Copy out each line that includes the word "Avez".
§ §
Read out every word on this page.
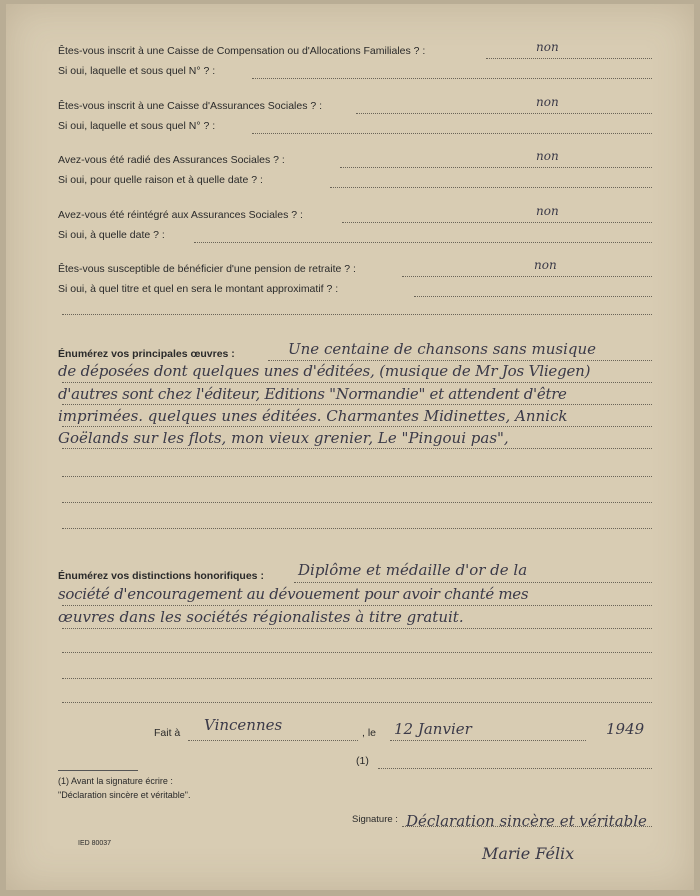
Êtes-vous inscrit à une Caisse de Compensation ou d'Allocations Familiales ? :	non
Si oui, laquelle et sous quel N° ? :
Êtes-vous inscrit à une Caisse d'Assurances Sociales ? :	non
Si oui, laquelle et sous quel N° ? :
Avez-vous été radié des Assurances Sociales ? :	non
Si oui, pour quelle raison et à quelle date ? :
Avez-vous été réintégré aux Assurances Sociales ? :	non
Si oui, à quelle date ? :
Êtes-vous susceptible de bénéficier d'une pension de retraite ? :	non
Si oui, à quel titre et quel en sera le montant approximatif ? :
Énumérez vos principales œuvres :	Une centaine de chansons sans musique
de déposées dont quelques unes d'éditées, (musique de Mr Jos Vliegen)
d'autres sont chez l'éditeur, Editions "Normandie" et attendent d'être
imprimées. quelques unes éditées. Charmantes Midinettes, Annick
Goëlands sur les flots, mon vieux grenier, Le "Pingoui pas",
Énumérez vos distinctions honorifiques : Diplôme et médaille d'or de la
société d'encouragement au dévouement pour avoir chanté mes
œuvres dans les sociétés régionalistes à titre gratuit.
Fait à Vincennes	, le 12 Janvier	1949
(1)
(1) Avant la signature écrire :
"Déclaration sincère et véritable".
IED 80037
Signature : Déclaration sincère et véritable
Marie Félix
§ §
• [CORRECT RESULT]
Avez-vous été radié des Assurances Sociales ? :	non
Avez-vous été réintégré aux Assurances Sociales ? :	non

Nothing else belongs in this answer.